───── DATA FOR THIS EXERCISE ─────
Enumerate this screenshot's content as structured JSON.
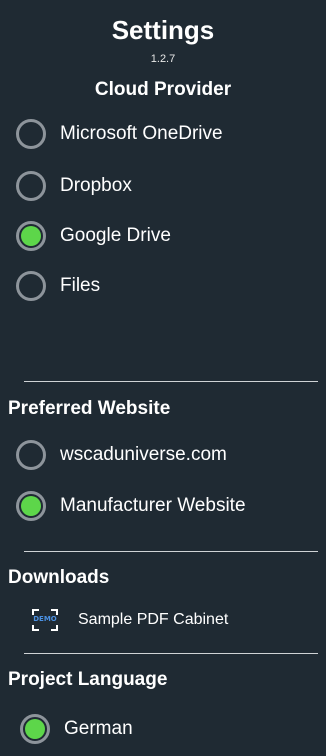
{
  "header": {
    "title": "Settings",
    "version": "1.2.7"
  },
  "cloud_provider": {
    "heading": "Cloud Provider",
    "options": [
      {
        "label": "Microsoft OneDrive",
        "selected": false
      },
      {
        "label": "Dropbox",
        "selected": false
      },
      {
        "label": "Google Drive",
        "selected": true
      },
      {
        "label": "Files",
        "selected": false
      }
    ]
  },
  "preferred_website": {
    "heading": "Preferred Website",
    "options": [
      {
        "label": "wscaduniverse.com",
        "selected": false
      },
      {
        "label": "Manufacturer Website",
        "selected": true
      }
    ]
  },
  "downloads": {
    "heading": "Downloads",
    "items": [
      {
        "label": "Sample PDF Cabinet",
        "icon": "demo-document-icon",
        "icon_text": "DEMO"
      }
    ]
  },
  "project_language": {
    "heading": "Project Language",
    "options": [
      {
        "label": "German",
        "selected": true
      }
    ]
  },
  "colors": {
    "background": "#1f2a33",
    "radio_ring": "#8d949b",
    "radio_selected": "#5dd64a",
    "demo_icon_text": "#4a90e2"
  }
}
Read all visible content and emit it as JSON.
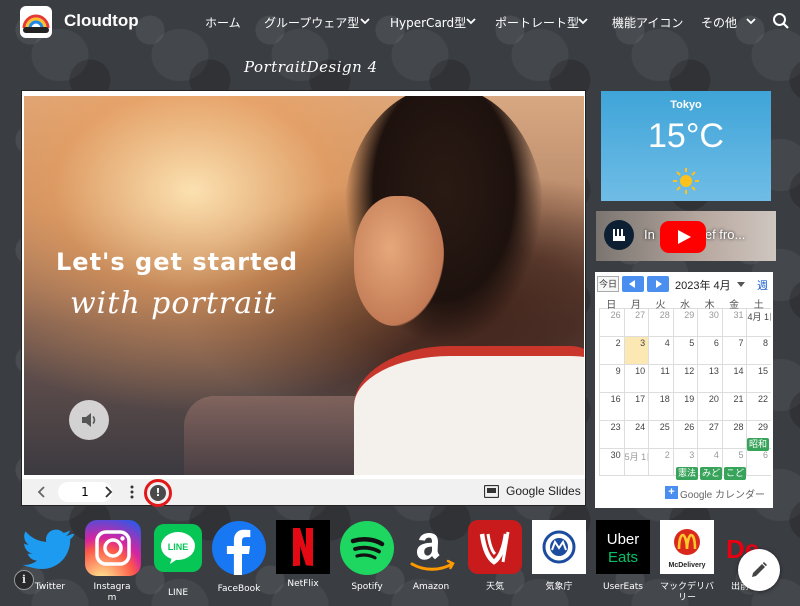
{
  "header": {
    "brand": "Cloudtop",
    "nav": [
      {
        "label": "ホーム",
        "dropdown": false
      },
      {
        "label": "グループウェア型",
        "dropdown": true
      },
      {
        "label": "HyperCard型",
        "dropdown": true
      },
      {
        "label": "ポートレート型",
        "dropdown": true
      },
      {
        "label": "機能アイコン",
        "dropdown": false
      },
      {
        "label": "その他",
        "dropdown": true
      }
    ]
  },
  "page_title": "PortraitDesign 4",
  "slides": {
    "headline_1": "Let's get started",
    "headline_2": "with portrait",
    "page_number": "1",
    "provider_label": "Google Slides"
  },
  "weather": {
    "city": "Tokyo",
    "temperature": "15°C",
    "condition_icon": "sun-icon"
  },
  "youtube": {
    "title_start": "In",
    "title_end": "ef fro..."
  },
  "calendar": {
    "today_label": "今日",
    "month": "2023年 4月",
    "week_label": "週",
    "weekdays": [
      "日",
      "月",
      "火",
      "水",
      "木",
      "金",
      "土"
    ],
    "weeks": [
      [
        "26",
        "27",
        "28",
        "29",
        "30",
        "31",
        "4月 1日"
      ],
      [
        "2",
        "3",
        "4",
        "5",
        "6",
        "7",
        "8"
      ],
      [
        "9",
        "10",
        "11",
        "12",
        "13",
        "14",
        "15"
      ],
      [
        "16",
        "17",
        "18",
        "19",
        "20",
        "21",
        "22"
      ],
      [
        "23",
        "24",
        "25",
        "26",
        "27",
        "28",
        "29"
      ],
      [
        "30",
        "5月 1日",
        "2",
        "3",
        "4",
        "5",
        "6"
      ]
    ],
    "events": [
      {
        "label": "昭和"
      },
      {
        "label": "憲法"
      },
      {
        "label": "みど"
      },
      {
        "label": "こど"
      }
    ],
    "footer_label": "Google カレンダー",
    "accent_color": "#4a8ef0",
    "event_color": "#38a35a"
  },
  "dock": [
    {
      "label": "Twitter",
      "icon": "twitter-icon"
    },
    {
      "label": "Instagram",
      "icon": "instagram-icon"
    },
    {
      "label": "LINE",
      "icon": "line-icon"
    },
    {
      "label": "FaceBook",
      "icon": "facebook-icon"
    },
    {
      "label": "NetFlix",
      "icon": "netflix-icon"
    },
    {
      "label": "Spotify",
      "icon": "spotify-icon"
    },
    {
      "label": "Amazon",
      "icon": "amazon-icon"
    },
    {
      "label": "天気",
      "icon": "weather-app-icon"
    },
    {
      "label": "気象庁",
      "icon": "jma-icon"
    },
    {
      "label": "UserEats",
      "icon": "ubereats-icon"
    },
    {
      "label": "マックデリバリー",
      "icon": "mcdelivery-icon"
    },
    {
      "label": "出前",
      "icon": "demaecan-icon"
    }
  ],
  "app_icon_texts": {
    "line": "LINE",
    "uber_1": "Uber",
    "uber_2": "Eats",
    "mcd": "McDelivery",
    "demae": "De"
  }
}
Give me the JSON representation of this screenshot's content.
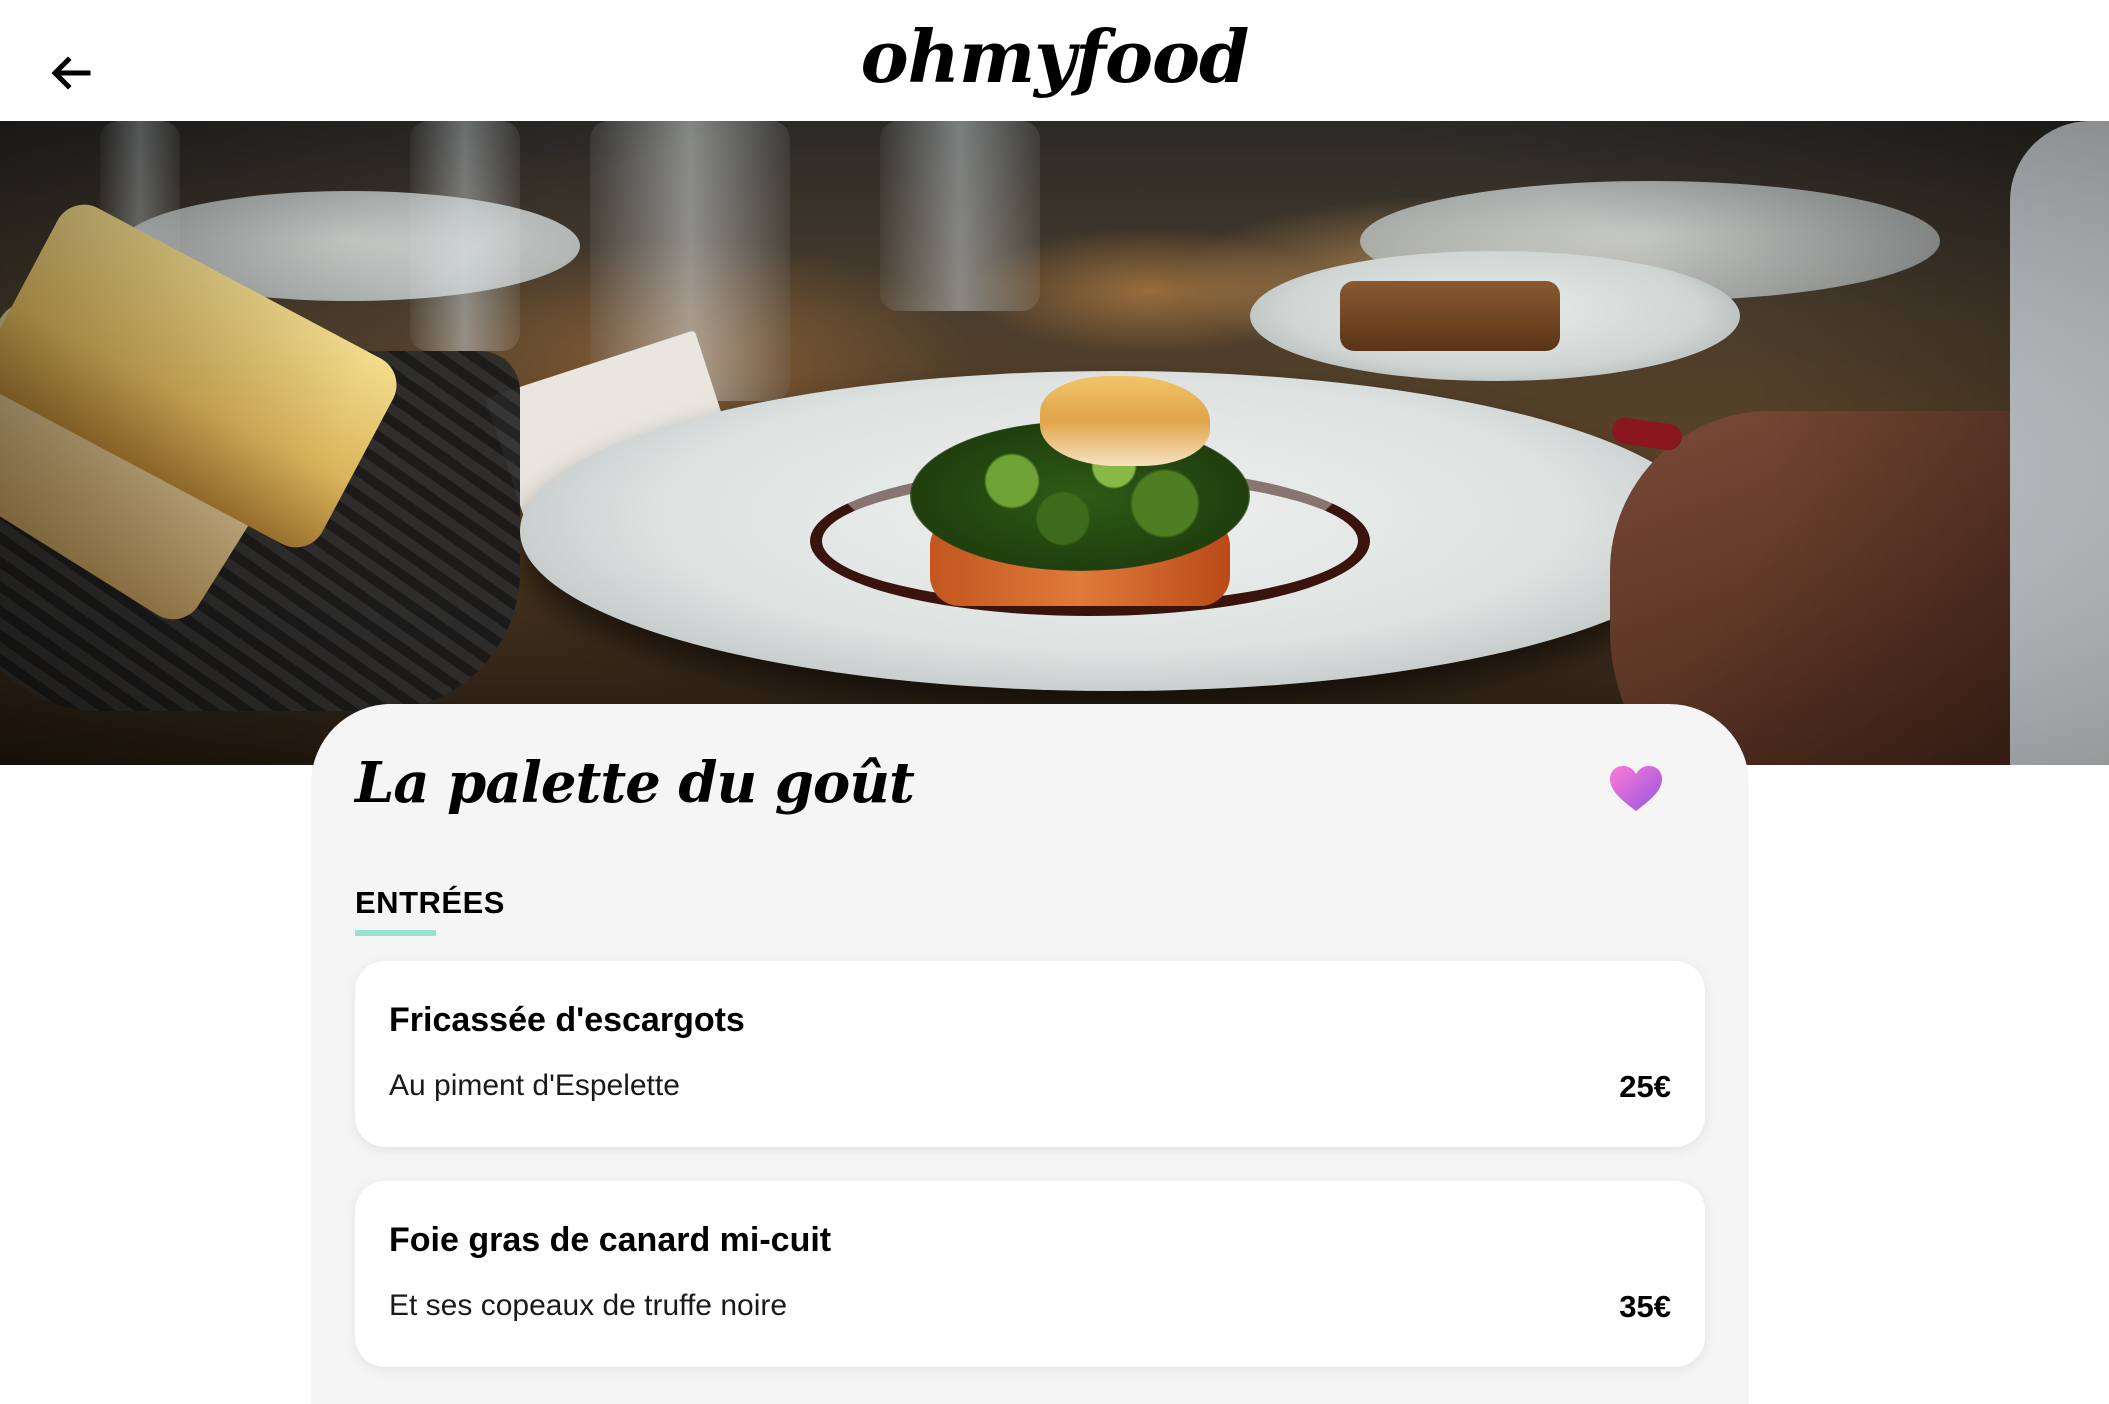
{
  "header": {
    "back_icon": "arrow-left-icon",
    "logo": "ohmyfood"
  },
  "hero": {
    "image": "restaurant-plated-dish-photo"
  },
  "restaurant": {
    "name": "La palette du goût",
    "like_icon": "heart-icon",
    "like_color": "#bc69e8"
  },
  "menu": {
    "section_title": "ENTRÉES",
    "accent_color": "#99e2d0",
    "items": [
      {
        "name": "Fricassée d'escargots",
        "description": "Au piment d'Espelette",
        "price": "25€"
      },
      {
        "name": "Foie gras de canard mi-cuit",
        "description": "Et ses copeaux de truffe noire",
        "price": "35€"
      }
    ]
  }
}
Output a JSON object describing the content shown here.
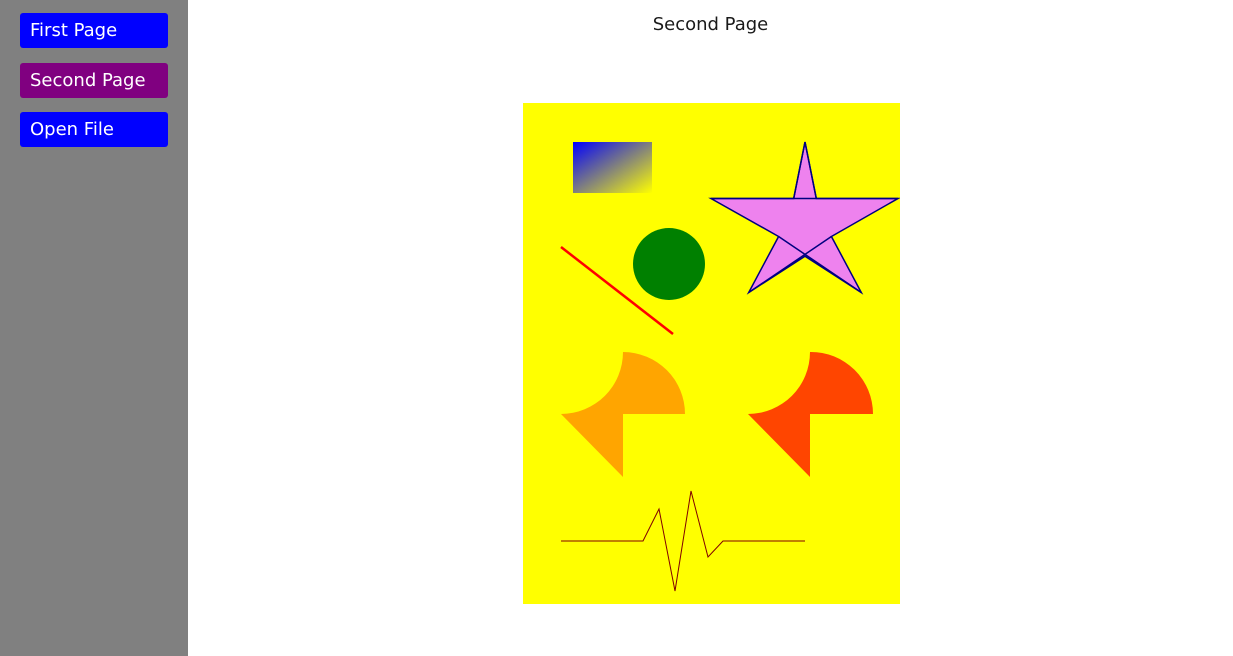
{
  "sidebar": {
    "buttons": [
      {
        "label": "First Page",
        "state": "default",
        "color": "#0000ff"
      },
      {
        "label": "Second Page",
        "state": "selected",
        "color": "#800080"
      },
      {
        "label": "Open File",
        "state": "default",
        "color": "#0000ff"
      }
    ]
  },
  "main": {
    "title": "Second Page"
  },
  "colors": {
    "sidebar_bg": "#808080",
    "canvas_bg": "#ffff00",
    "gradient_start": "#0000ff",
    "gradient_end": "#ffff00",
    "star_fill": "#ee82ee",
    "star_stroke": "#000080",
    "circle_fill": "#008000",
    "line_stroke": "#ff0000",
    "shape_left_fill": "#ffa500",
    "shape_right_fill": "#ff4500",
    "pulse_stroke": "#800000"
  },
  "canvas": {
    "shapes": [
      "gradient-rectangle",
      "star",
      "circle",
      "line",
      "orange-curved-shape",
      "orangered-curved-shape",
      "pulse-polyline"
    ]
  }
}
─────
**WHAT IS ASKED**
Tell how many lines of the data include the word "Google", and nothing else.

**RESPONSE**
3